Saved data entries
╔══

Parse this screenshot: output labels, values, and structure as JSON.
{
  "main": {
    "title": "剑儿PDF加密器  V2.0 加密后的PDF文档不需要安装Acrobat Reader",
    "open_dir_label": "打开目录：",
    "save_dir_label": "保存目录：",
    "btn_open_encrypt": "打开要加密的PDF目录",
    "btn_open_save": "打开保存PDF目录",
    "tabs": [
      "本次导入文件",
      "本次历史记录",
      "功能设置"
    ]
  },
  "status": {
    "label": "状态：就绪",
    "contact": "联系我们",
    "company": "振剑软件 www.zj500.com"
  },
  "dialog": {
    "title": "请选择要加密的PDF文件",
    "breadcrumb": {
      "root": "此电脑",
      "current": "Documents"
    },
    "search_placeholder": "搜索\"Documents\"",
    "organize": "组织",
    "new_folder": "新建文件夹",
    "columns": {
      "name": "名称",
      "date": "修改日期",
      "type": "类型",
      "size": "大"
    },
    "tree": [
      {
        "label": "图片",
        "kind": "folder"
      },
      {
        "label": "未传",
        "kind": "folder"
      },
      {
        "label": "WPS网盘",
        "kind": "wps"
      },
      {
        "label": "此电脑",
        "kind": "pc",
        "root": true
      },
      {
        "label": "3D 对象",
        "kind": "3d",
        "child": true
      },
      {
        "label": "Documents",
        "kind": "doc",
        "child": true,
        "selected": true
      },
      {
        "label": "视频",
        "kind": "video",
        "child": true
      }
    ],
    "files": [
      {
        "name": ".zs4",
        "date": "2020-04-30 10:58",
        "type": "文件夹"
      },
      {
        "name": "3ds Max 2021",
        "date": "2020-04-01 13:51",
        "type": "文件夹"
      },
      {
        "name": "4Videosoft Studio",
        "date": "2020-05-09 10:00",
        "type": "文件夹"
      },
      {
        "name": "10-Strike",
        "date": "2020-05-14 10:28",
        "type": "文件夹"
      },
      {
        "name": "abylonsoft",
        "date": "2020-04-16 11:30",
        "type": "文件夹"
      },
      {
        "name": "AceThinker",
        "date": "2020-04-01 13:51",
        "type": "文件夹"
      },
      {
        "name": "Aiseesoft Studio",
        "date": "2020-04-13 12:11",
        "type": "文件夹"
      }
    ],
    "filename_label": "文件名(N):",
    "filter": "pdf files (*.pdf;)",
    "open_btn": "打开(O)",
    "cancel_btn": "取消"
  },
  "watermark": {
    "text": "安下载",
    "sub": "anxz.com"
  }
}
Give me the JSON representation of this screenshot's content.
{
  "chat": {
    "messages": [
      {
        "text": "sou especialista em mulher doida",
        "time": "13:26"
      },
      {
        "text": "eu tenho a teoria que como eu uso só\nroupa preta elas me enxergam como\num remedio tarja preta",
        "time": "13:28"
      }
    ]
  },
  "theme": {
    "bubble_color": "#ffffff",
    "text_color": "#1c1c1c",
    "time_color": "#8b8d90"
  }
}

╚══

- [Task to carry out] Copy the data above exactly. Every line must be included.

- [Result of the exercise]
Parse this screenshot: output labels, values, and structure as JSON.
{
  "main": {
    "title": "剑儿PDF加密器  V2.0 加密后的PDF文档不需要安装Acrobat Reader",
    "open_dir_label": "打开目录：",
    "save_dir_label": "保存目录：",
    "btn_open_encrypt": "打开要加密的PDF目录",
    "btn_open_save": "打开保存PDF目录",
    "tabs": [
      "本次导入文件",
      "本次历史记录",
      "功能设置"
    ]
  },
  "status": {
    "label": "状态：就绪",
    "contact": "联系我们",
    "company": "振剑软件 www.zj500.com"
  },
  "dialog": {
    "title": "请选择要加密的PDF文件",
    "breadcrumb": {
      "root": "此电脑",
      "current": "Documents"
    },
    "search_placeholder": "搜索\"Documents\"",
    "organize": "组织",
    "new_folder": "新建文件夹",
    "columns": {
      "name": "名称",
      "date": "修改日期",
      "type": "类型",
      "size": "大"
    },
    "tree": [
      {
        "label": "图片",
        "kind": "folder"
      },
      {
        "label": "未传",
        "kind": "folder"
      },
      {
        "label": "WPS网盘",
        "kind": "wps"
      },
      {
        "label": "此电脑",
        "kind": "pc",
        "root": true
      },
      {
        "label": "3D 对象",
        "kind": "3d",
        "child": true
      },
      {
        "label": "Documents",
        "kind": "doc",
        "child": true,
        "selected": true
      },
      {
        "label": "视频",
        "kind": "video",
        "child": true
      }
    ],
    "files": [
      {
        "name": ".zs4",
        "date": "2020-04-30 10:58",
        "type": "文件夹"
      },
      {
        "name": "3ds Max 2021",
        "date": "2020-04-01 13:51",
        "type": "文件夹"
      },
      {
        "name": "4Videosoft Studio",
        "date": "2020-05-09 10:00",
        "type": "文件夹"
      },
      {
        "name": "10-Strike",
        "date": "2020-05-14 10:28",
        "type": "文件夹"
      },
      {
        "name": "abylonsoft",
        "date": "2020-04-16 11:30",
        "type": "文件夹"
      },
      {
        "name": "AceThinker",
        "date": "2020-04-01 13:51",
        "type": "文件夹"
      },
      {
        "name": "Aiseesoft Studio",
        "date": "2020-04-13 12:11",
        "type": "文件夹"
      }
    ],
    "filename_label": "文件名(N):",
    "filter": "pdf files (*.pdf;)",
    "open_btn": "打开(O)",
    "cancel_btn": "取消"
  },
  "watermark": {
    "text": "安下载",
    "sub": "anxz.com"
  }
}
Give me the JSON representation of this screenshot's content.
{
  "chat": {
    "messages": [
      {
        "text": "sou especialista em mulher doida",
        "time": "13:26"
      },
      {
        "text": "eu tenho a teoria que como eu uso só\nroupa preta elas me enxergam como\num remedio tarja preta",
        "time": "13:28"
      }
    ]
  },
  "theme": {
    "bubble_color": "#ffffff",
    "text_color": "#1c1c1c",
    "time_color": "#8b8d90"
  }
}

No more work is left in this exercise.